- SET PROBLEM
Select every line containing the word "定型文を作成する" from the material, and copy those lines.

- GIVEN RECORDS
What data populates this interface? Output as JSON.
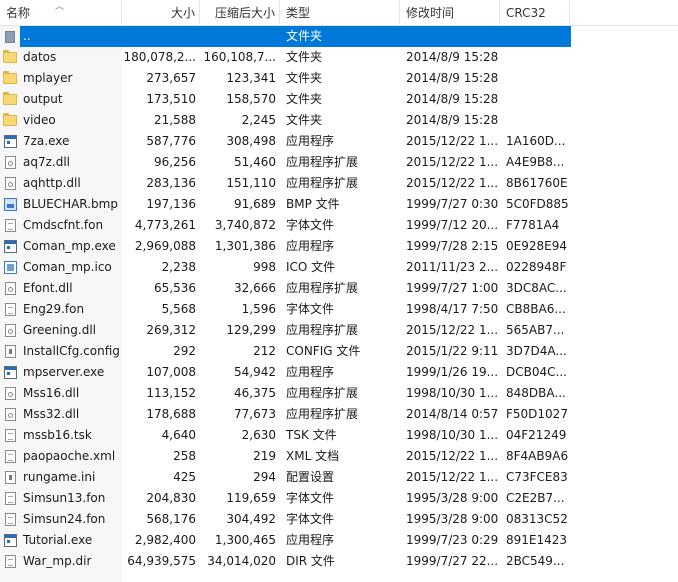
{
  "columns": {
    "name": "名称",
    "size": "大小",
    "compressed": "压缩后大小",
    "type": "类型",
    "modified": "修改时间",
    "crc": "CRC32"
  },
  "files": [
    {
      "name": "..",
      "size": "",
      "compressed": "",
      "type": "文件夹",
      "modified": "",
      "crc": "",
      "icon": "up-folder-icon",
      "selected": true
    },
    {
      "name": "datos",
      "size": "180,078,2...",
      "compressed": "160,108,7...",
      "type": "文件夹",
      "modified": "2014/8/9 15:28",
      "crc": "",
      "icon": "folder-icon"
    },
    {
      "name": "mplayer",
      "size": "273,657",
      "compressed": "123,341",
      "type": "文件夹",
      "modified": "2014/8/9 15:28",
      "crc": "",
      "icon": "folder-icon"
    },
    {
      "name": "output",
      "size": "173,510",
      "compressed": "158,570",
      "type": "文件夹",
      "modified": "2014/8/9 15:28",
      "crc": "",
      "icon": "folder-icon"
    },
    {
      "name": "video",
      "size": "21,588",
      "compressed": "2,245",
      "type": "文件夹",
      "modified": "2014/8/9 15:28",
      "crc": "",
      "icon": "folder-icon"
    },
    {
      "name": "7za.exe",
      "size": "587,776",
      "compressed": "308,498",
      "type": "应用程序",
      "modified": "2015/12/22 1...",
      "crc": "1A160D...",
      "icon": "exe-icon"
    },
    {
      "name": "aq7z.dll",
      "size": "96,256",
      "compressed": "51,460",
      "type": "应用程序扩展",
      "modified": "2015/12/22 1...",
      "crc": "A4E9B8...",
      "icon": "dll-icon"
    },
    {
      "name": "aqhttp.dll",
      "size": "283,136",
      "compressed": "151,110",
      "type": "应用程序扩展",
      "modified": "2015/12/22 1...",
      "crc": "8B61760E",
      "icon": "dll-icon"
    },
    {
      "name": "BLUECHAR.bmp",
      "size": "197,136",
      "compressed": "91,689",
      "type": "BMP 文件",
      "modified": "1999/7/27 0:30",
      "crc": "5C0FD885",
      "icon": "bmp-icon"
    },
    {
      "name": "Cmdscfnt.fon",
      "size": "4,773,261",
      "compressed": "3,740,872",
      "type": "字体文件",
      "modified": "1999/7/12 20...",
      "crc": "F7781A4",
      "icon": "font-file-icon"
    },
    {
      "name": "Coman_mp.exe",
      "size": "2,969,088",
      "compressed": "1,301,386",
      "type": "应用程序",
      "modified": "1999/7/28 2:15",
      "crc": "0E928E94",
      "icon": "exe-icon"
    },
    {
      "name": "Coman_mp.ico",
      "size": "2,238",
      "compressed": "998",
      "type": "ICO 文件",
      "modified": "2011/11/23 2...",
      "crc": "0228948F",
      "icon": "ico-file-icon"
    },
    {
      "name": "Efont.dll",
      "size": "65,536",
      "compressed": "32,666",
      "type": "应用程序扩展",
      "modified": "1999/7/27 1:00",
      "crc": "3DC8AC...",
      "icon": "dll-icon"
    },
    {
      "name": "Eng29.fon",
      "size": "5,568",
      "compressed": "1,596",
      "type": "字体文件",
      "modified": "1998/4/17 7:50",
      "crc": "CB8BA6...",
      "icon": "font-file-icon"
    },
    {
      "name": "Greening.dll",
      "size": "269,312",
      "compressed": "129,299",
      "type": "应用程序扩展",
      "modified": "2015/12/22 1...",
      "crc": "565AB7...",
      "icon": "dll-icon"
    },
    {
      "name": "InstallCfg.config",
      "size": "292",
      "compressed": "212",
      "type": "CONFIG 文件",
      "modified": "2015/1/22 9:11",
      "crc": "3D7D4A...",
      "icon": "config-file-icon"
    },
    {
      "name": "mpserver.exe",
      "size": "107,008",
      "compressed": "54,942",
      "type": "应用程序",
      "modified": "1999/1/26 19...",
      "crc": "DCB04C...",
      "icon": "exe-icon"
    },
    {
      "name": "Mss16.dll",
      "size": "113,152",
      "compressed": "46,375",
      "type": "应用程序扩展",
      "modified": "1998/10/30 1...",
      "crc": "848DBA...",
      "icon": "dll-icon"
    },
    {
      "name": "Mss32.dll",
      "size": "178,688",
      "compressed": "77,673",
      "type": "应用程序扩展",
      "modified": "2014/8/14 0:57",
      "crc": "F50D1027",
      "icon": "dll-icon"
    },
    {
      "name": "mssb16.tsk",
      "size": "4,640",
      "compressed": "2,630",
      "type": "TSK 文件",
      "modified": "1998/10/30 1...",
      "crc": "04F21249",
      "icon": "file-icon"
    },
    {
      "name": "paopaoche.xml",
      "size": "258",
      "compressed": "219",
      "type": "XML 文档",
      "modified": "2015/12/22 1...",
      "crc": "8F4AB9A6",
      "icon": "xml-file-icon"
    },
    {
      "name": "rungame.ini",
      "size": "425",
      "compressed": "294",
      "type": "配置设置",
      "modified": "2015/12/22 1...",
      "crc": "C73FCE83",
      "icon": "config-file-icon"
    },
    {
      "name": "Simsun13.fon",
      "size": "204,830",
      "compressed": "119,659",
      "type": "字体文件",
      "modified": "1995/3/28 9:00",
      "crc": "C2E2B7...",
      "icon": "font-file-icon"
    },
    {
      "name": "Simsun24.fon",
      "size": "568,176",
      "compressed": "304,492",
      "type": "字体文件",
      "modified": "1995/3/28 9:00",
      "crc": "08313C52",
      "icon": "font-file-icon"
    },
    {
      "name": "Tutorial.exe",
      "size": "2,982,400",
      "compressed": "1,300,465",
      "type": "应用程序",
      "modified": "1999/7/23 0:29",
      "crc": "891E1423",
      "icon": "exe-icon"
    },
    {
      "name": "War_mp.dir",
      "size": "64,939,575",
      "compressed": "34,014,020",
      "type": "DIR 文件",
      "modified": "1999/7/27 22...",
      "crc": "2BC549...",
      "icon": "file-icon"
    }
  ]
}
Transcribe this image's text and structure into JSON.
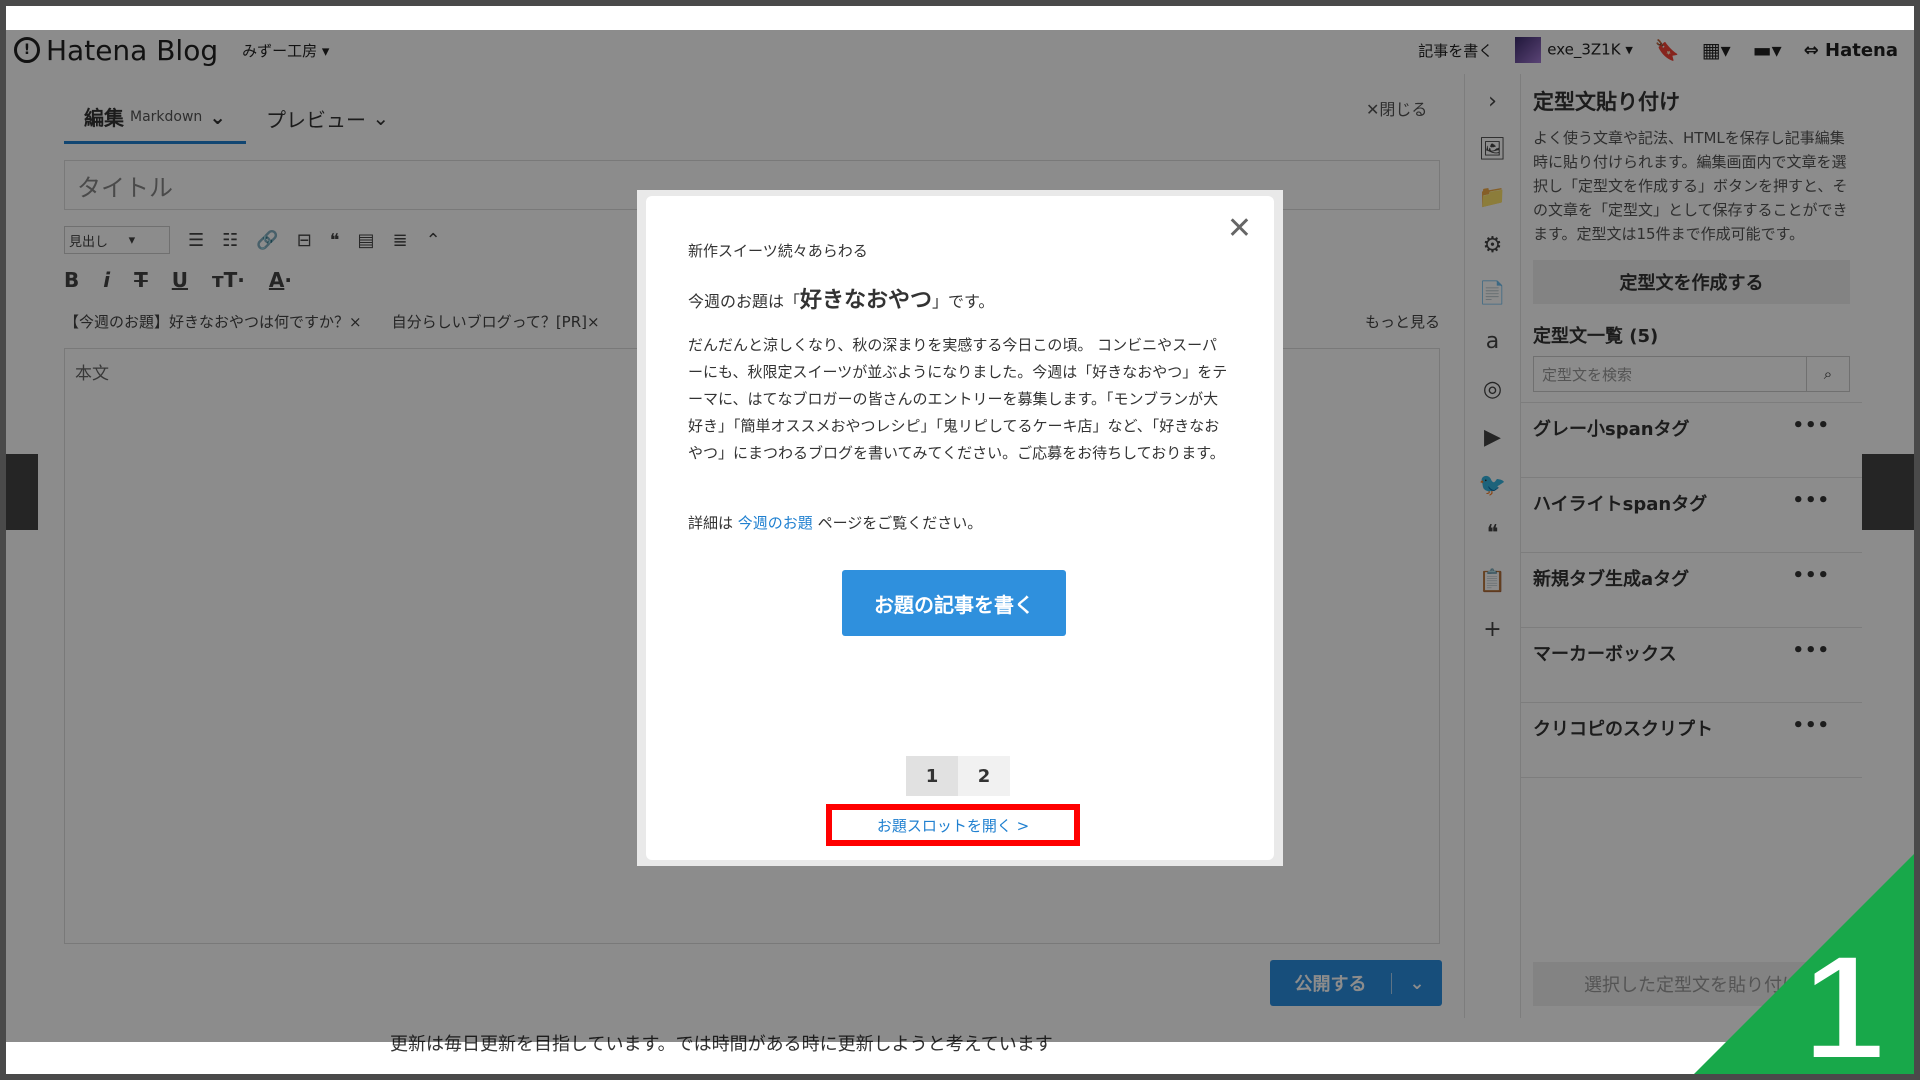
{
  "globalbar": {
    "logo_text": "Hatena Blog",
    "blog_name": "みずー工房",
    "write_article": "記事を書く",
    "user_name": "exe_3Z1K",
    "hatena_text": "Hatena"
  },
  "editor": {
    "tab_edit": "編集",
    "tab_edit_mode": "Markdown",
    "tab_preview": "プレビュー",
    "close_label": "✕閉じる",
    "title_placeholder": "タイトル",
    "heading_select": "見出し",
    "tags": [
      "【今週のお題】好きなおやつは何ですか？×",
      "自分らしいブログって？[PR]×"
    ],
    "more_label": "もっと見る",
    "body_placeholder": "本文",
    "publish_label": "公開する"
  },
  "panel": {
    "title": "定型文貼り付け",
    "description": "よく使う文章や記法、HTMLを保存し記事編集時に貼り付けられます。編集画面内で文章を選択し「定型文を作成する」ボタンを押すと、その文章を「定型文」として保存することができます。定型文は15件まで作成可能です。",
    "create_button": "定型文を作成する",
    "list_title": "定型文一覧 (5)",
    "search_placeholder": "定型文を検索",
    "items": [
      "グレー小spanタグ",
      "ハイライトspanタグ",
      "新規タブ生成aタグ",
      "マーカーボックス",
      "クリコピのスクリプト"
    ],
    "paste_button": "選択した定型文を貼り付け"
  },
  "modal": {
    "eyebrow": "新作スイーツ続々あらわる",
    "theme_prefix": "今週のお題は「",
    "theme_name": "好きなおやつ",
    "theme_suffix": "」です。",
    "body": "だんだんと涼しくなり、秋の深まりを実感する今日この頃。 コンビニやスーパーにも、秋限定スイーツが並ぶようになりました。今週は「好きなおやつ」をテーマに、はてなブロガーの皆さんのエントリーを募集します。「モンブランが大好き」「簡単オススメおやつレシピ」「鬼リピしてるケーキ店」など、「好きなおやつ」にまつわるブログを書いてみてください。ご応募をお待ちしております。",
    "detail_prefix": "詳細は ",
    "detail_link": "今週のお題",
    "detail_suffix": " ページをご覧ください。",
    "cta": "お題の記事を書く",
    "pages": [
      "1",
      "2"
    ],
    "slot_link": "お題スロットを開く >"
  },
  "background": {
    "bottom_text": "更新は毎日更新を目指しています。では時間がある時に更新しようと考えています"
  },
  "step_number": "1",
  "colors": {
    "accent": "#2f90dd",
    "highlight": "#ff0000",
    "badge": "#18a84a"
  }
}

- RESPONSE
    "description": "よく使う文章や記法、HTMLを保存し記事編集時に貼り付けられます。編集画面内で文章を選択し「定型文を作成する」ボタンを押すと、その文章を「定型文」として保存することができます。定型文は15件まで作成可能です。",
    "create_button": "定型文を作成する",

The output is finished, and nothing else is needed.